■ Exercise goal ■
Repeat each record exactly. Any picture gets left out.

┄┄┄┄┄┄

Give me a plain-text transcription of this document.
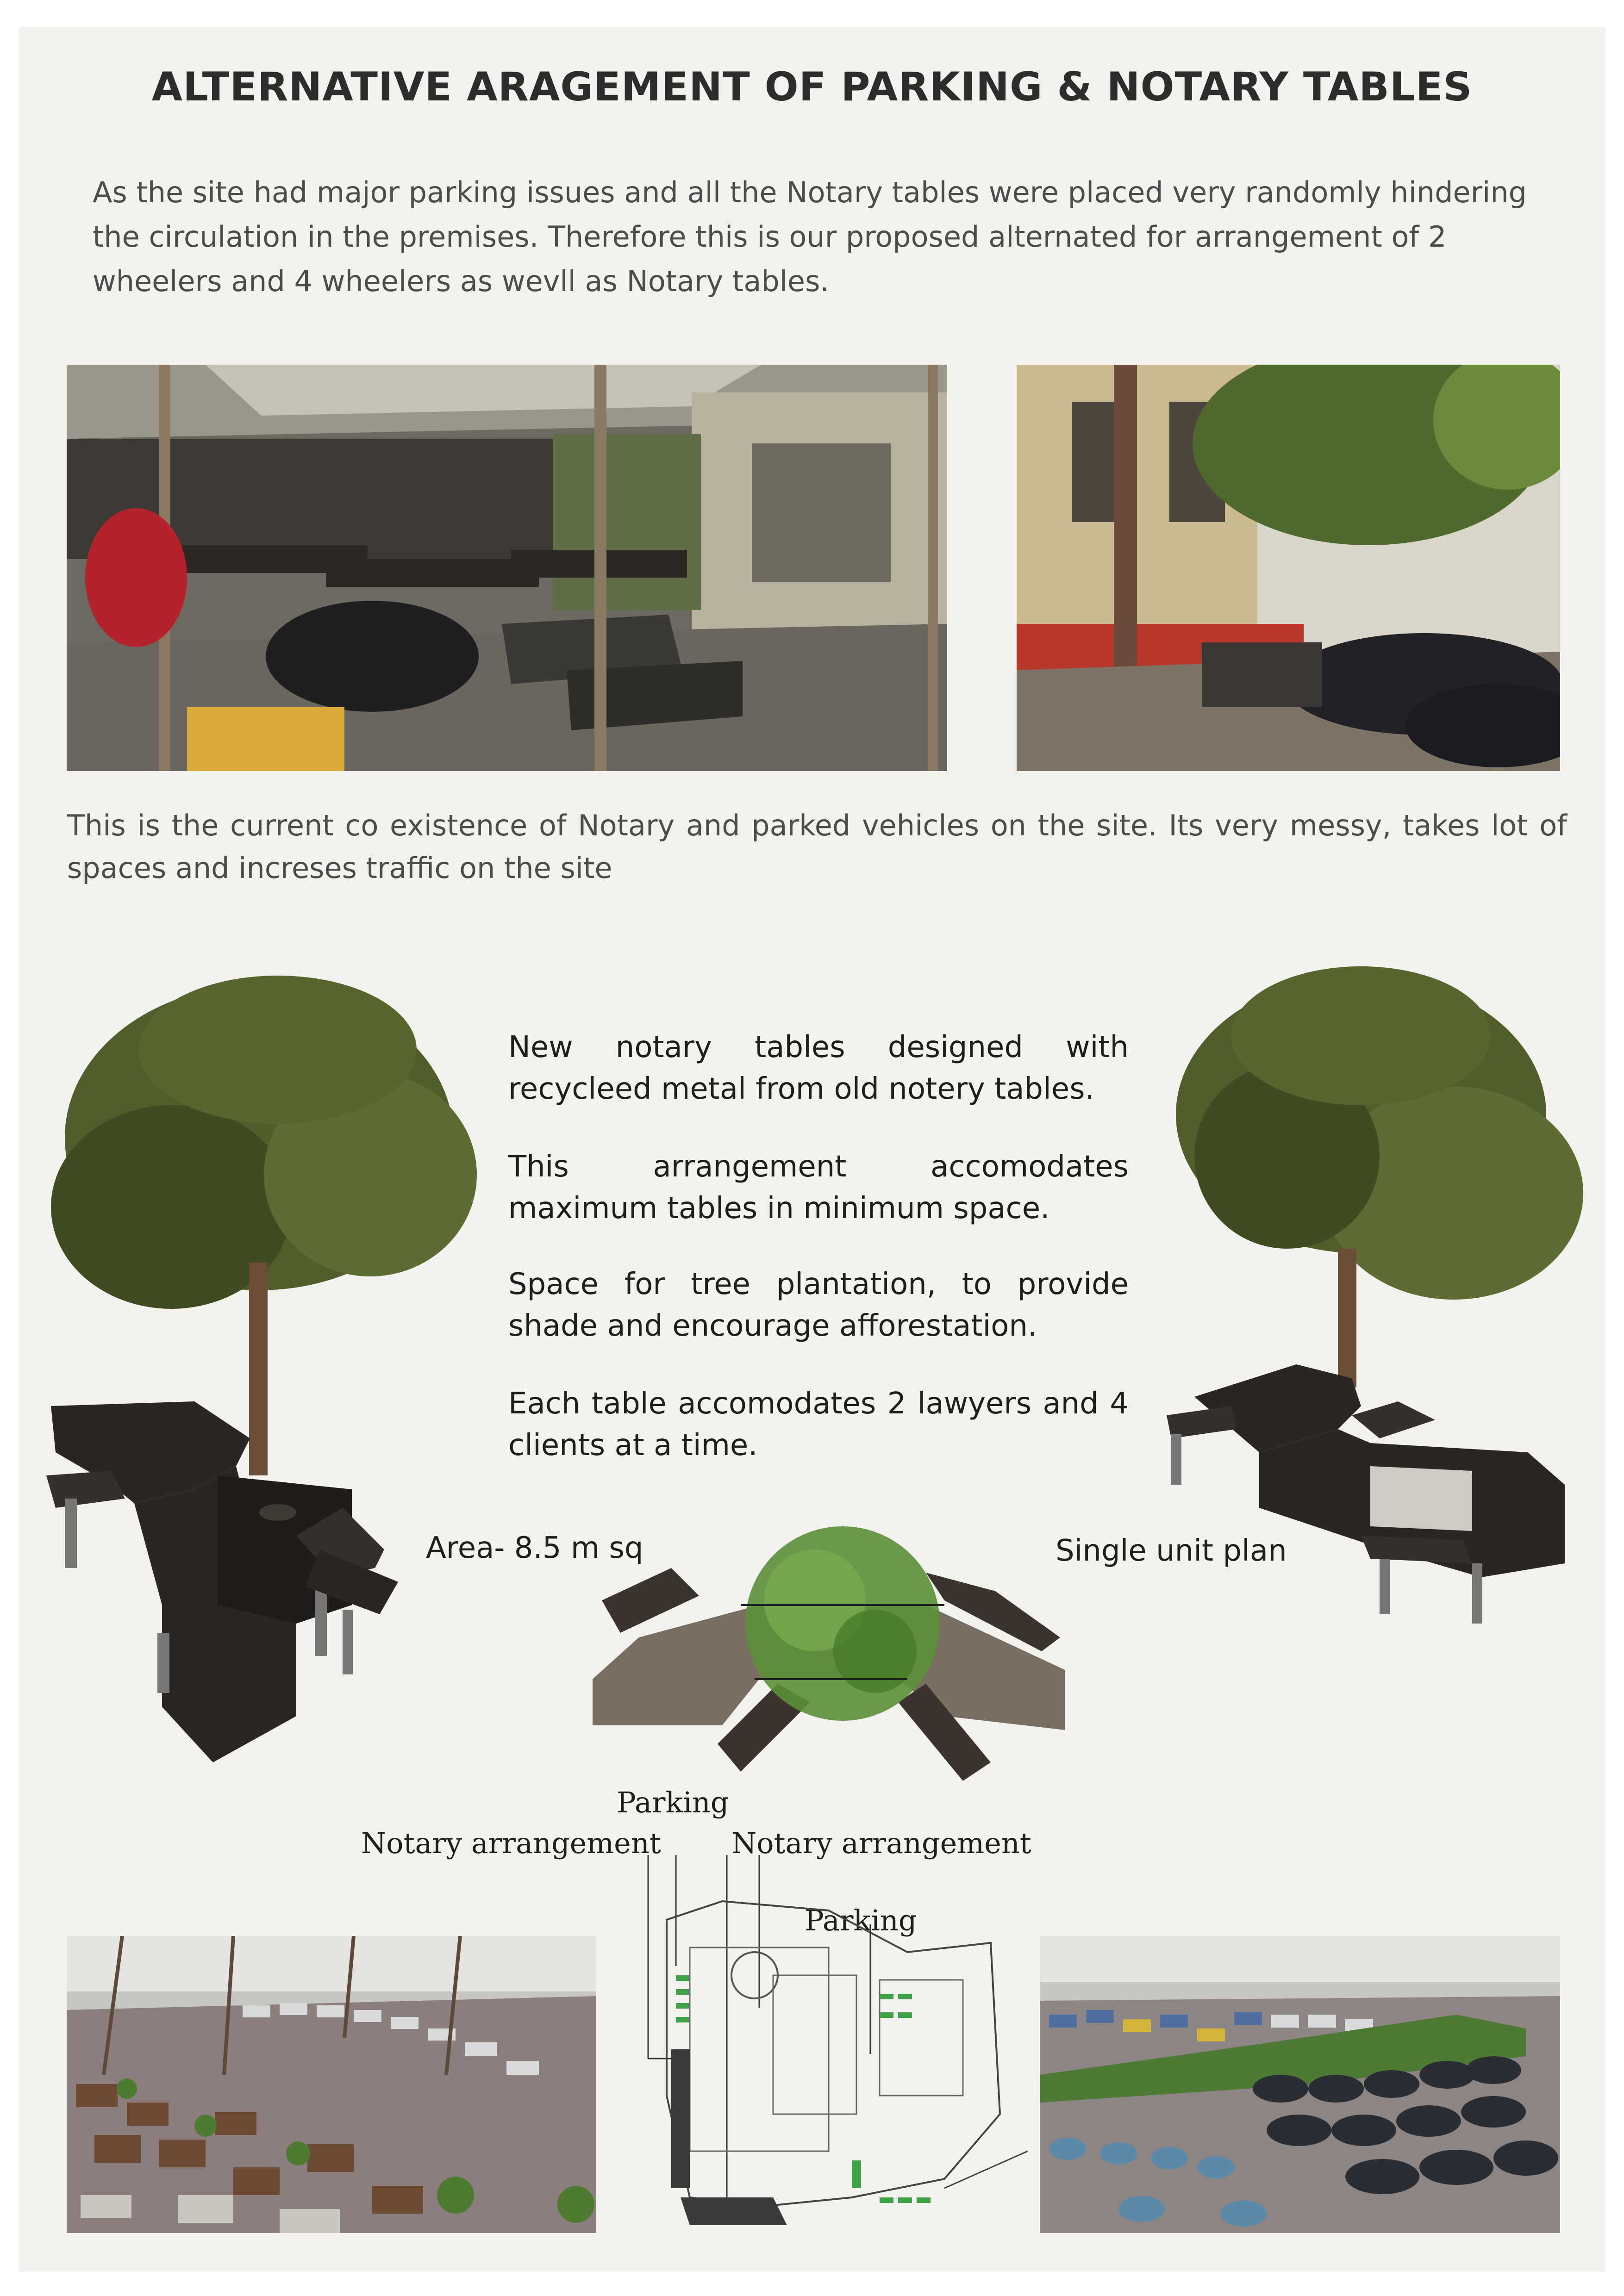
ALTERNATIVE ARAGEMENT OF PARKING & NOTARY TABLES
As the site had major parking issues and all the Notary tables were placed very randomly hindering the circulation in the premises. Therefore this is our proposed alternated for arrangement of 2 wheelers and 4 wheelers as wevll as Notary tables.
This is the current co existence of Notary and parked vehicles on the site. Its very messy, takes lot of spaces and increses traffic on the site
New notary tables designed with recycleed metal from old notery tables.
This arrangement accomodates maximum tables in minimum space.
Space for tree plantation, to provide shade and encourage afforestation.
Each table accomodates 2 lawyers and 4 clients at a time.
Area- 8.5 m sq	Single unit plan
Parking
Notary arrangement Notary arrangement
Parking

┄┄┄┄┄┄

■ Result of this task ■
Give me a plain-text transcription of this document.
ALTERNATIVE ARAGEMENT OF PARKING & NOTARY TABLES
As the site had major parking issues and all the Notary tables were placed very randomly hindering the circulation in the premises. Therefore this is our proposed alternated for arrangement of 2 wheelers and 4 wheelers as wevll as Notary tables.
This is the current co existence of Notary and parked vehicles on the site. Its very messy, takes lot of spaces and increses traffic on the site
New notary tables designed with recycleed metal from old notery tables.
This arrangement accomodates maximum tables in minimum space.
Space for tree plantation, to provide shade and encourage afforestation.
Each table accomodates 2 lawyers and 4 clients at a time.
Area- 8.5 m sq	Single unit plan
Parking
Notary arrangement Notary arrangement
Parking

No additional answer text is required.